TASK STATEMENT:
Pick out every line that holds the string "grid" and copy it.

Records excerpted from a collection
= = =

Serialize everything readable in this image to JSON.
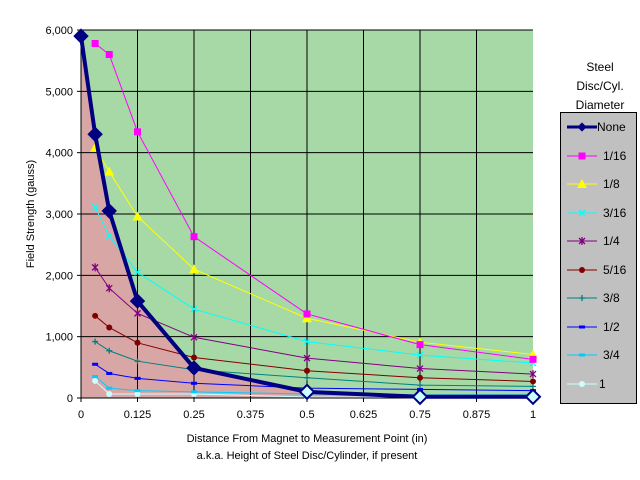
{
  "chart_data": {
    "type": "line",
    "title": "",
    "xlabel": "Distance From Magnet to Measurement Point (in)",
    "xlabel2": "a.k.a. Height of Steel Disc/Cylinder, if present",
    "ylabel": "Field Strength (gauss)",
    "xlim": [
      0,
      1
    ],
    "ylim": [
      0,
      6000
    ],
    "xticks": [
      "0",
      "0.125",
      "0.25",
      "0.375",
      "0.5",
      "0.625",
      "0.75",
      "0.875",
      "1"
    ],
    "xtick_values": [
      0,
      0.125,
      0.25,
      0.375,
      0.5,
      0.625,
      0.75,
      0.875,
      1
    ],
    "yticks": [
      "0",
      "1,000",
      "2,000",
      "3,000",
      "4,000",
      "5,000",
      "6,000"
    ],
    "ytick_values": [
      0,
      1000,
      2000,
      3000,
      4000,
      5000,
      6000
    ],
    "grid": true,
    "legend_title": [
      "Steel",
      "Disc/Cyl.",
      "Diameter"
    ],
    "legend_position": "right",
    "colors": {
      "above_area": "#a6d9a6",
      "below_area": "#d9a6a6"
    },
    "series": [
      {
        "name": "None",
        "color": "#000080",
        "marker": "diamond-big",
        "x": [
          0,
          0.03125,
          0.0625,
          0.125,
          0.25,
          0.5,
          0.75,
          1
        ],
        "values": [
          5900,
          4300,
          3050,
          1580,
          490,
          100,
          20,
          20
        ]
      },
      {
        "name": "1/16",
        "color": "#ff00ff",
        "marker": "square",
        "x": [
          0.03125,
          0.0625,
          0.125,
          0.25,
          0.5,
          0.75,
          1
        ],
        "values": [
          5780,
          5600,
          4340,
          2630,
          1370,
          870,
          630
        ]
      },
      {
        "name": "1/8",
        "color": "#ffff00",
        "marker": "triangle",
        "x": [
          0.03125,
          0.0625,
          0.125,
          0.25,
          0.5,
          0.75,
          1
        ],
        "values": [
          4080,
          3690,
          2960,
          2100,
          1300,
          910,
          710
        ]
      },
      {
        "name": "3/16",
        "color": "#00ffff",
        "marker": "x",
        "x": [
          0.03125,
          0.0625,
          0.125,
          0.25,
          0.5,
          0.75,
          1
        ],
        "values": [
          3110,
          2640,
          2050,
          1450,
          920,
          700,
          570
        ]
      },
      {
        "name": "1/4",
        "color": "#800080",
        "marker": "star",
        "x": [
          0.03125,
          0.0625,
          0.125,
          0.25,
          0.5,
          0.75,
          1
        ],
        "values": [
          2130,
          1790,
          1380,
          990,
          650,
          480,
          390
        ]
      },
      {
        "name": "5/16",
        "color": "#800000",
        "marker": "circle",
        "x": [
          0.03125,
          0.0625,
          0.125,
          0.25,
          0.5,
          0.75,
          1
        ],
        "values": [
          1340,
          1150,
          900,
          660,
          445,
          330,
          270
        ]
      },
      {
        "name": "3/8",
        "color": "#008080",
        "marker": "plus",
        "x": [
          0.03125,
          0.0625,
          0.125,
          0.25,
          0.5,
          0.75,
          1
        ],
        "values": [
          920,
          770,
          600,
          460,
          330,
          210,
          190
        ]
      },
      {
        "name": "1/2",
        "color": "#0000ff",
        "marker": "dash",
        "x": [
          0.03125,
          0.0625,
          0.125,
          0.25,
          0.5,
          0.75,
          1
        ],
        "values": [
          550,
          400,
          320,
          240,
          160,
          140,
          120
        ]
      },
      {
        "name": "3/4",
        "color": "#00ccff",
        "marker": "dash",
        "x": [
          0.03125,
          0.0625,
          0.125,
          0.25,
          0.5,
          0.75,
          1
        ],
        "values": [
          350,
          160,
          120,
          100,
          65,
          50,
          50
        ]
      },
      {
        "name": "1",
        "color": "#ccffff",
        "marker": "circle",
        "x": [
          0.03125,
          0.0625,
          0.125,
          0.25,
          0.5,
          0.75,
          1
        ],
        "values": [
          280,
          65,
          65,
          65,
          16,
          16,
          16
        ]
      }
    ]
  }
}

= = =

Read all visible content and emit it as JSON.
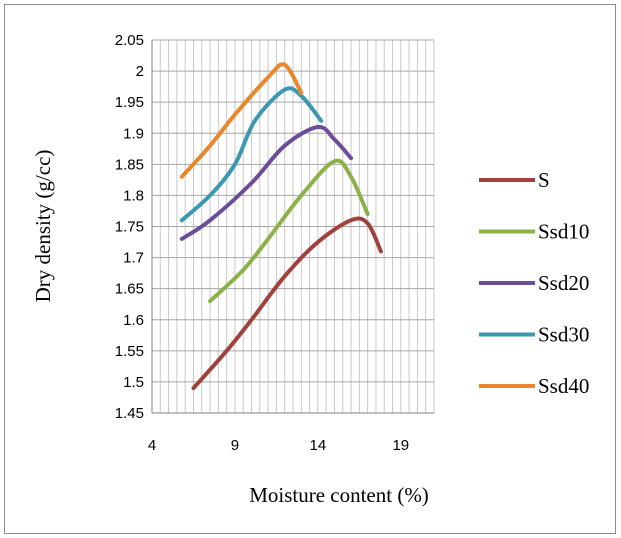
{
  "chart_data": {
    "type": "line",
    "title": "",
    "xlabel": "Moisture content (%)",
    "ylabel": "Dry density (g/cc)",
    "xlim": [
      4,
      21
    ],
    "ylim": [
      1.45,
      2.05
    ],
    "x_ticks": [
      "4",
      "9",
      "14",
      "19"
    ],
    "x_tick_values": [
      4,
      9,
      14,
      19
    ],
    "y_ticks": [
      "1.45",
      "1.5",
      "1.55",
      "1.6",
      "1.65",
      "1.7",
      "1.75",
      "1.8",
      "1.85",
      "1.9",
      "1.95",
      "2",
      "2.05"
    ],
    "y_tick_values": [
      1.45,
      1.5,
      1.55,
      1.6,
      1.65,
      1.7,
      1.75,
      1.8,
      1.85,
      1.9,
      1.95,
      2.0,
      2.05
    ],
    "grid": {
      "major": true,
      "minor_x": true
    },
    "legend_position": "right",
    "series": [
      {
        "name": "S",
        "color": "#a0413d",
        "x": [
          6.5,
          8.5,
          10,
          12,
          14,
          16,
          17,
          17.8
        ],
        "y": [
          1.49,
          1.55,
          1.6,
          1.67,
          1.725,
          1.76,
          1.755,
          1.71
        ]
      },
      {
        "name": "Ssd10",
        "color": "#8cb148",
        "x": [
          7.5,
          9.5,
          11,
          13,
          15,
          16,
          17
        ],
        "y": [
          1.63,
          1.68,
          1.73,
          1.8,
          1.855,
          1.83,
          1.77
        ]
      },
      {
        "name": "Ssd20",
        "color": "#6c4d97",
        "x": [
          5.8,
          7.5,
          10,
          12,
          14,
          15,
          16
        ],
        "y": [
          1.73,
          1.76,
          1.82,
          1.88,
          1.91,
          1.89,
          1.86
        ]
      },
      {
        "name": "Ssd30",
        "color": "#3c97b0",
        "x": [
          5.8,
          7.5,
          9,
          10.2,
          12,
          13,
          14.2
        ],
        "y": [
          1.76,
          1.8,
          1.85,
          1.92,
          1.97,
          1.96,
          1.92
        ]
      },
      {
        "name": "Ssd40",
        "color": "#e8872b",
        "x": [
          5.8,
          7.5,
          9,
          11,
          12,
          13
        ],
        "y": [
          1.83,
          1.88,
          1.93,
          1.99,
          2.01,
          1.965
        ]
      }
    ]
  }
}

= = =

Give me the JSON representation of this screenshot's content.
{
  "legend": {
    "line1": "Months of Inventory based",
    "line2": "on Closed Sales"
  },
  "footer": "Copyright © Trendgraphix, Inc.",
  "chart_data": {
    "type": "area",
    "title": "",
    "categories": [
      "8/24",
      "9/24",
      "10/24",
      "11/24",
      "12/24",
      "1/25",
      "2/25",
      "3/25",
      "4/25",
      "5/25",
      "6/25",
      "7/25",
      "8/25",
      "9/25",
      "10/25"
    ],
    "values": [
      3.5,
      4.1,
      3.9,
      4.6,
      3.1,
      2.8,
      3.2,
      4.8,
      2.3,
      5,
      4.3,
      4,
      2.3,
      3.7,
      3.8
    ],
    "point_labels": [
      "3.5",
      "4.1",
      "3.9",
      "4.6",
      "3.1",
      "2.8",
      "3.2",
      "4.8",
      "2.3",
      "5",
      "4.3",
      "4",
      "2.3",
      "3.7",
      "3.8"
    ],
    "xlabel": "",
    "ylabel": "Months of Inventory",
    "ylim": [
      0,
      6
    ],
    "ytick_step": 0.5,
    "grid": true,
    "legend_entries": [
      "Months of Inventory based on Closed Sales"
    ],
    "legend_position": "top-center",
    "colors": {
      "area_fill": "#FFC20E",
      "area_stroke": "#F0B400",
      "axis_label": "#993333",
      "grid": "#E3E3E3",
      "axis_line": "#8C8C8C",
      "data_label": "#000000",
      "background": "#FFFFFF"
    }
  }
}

= = =

THE SOLUTION:
    "grid": true,
    "grid": {
    "grid": true,
      "grid": "#E3E3E3",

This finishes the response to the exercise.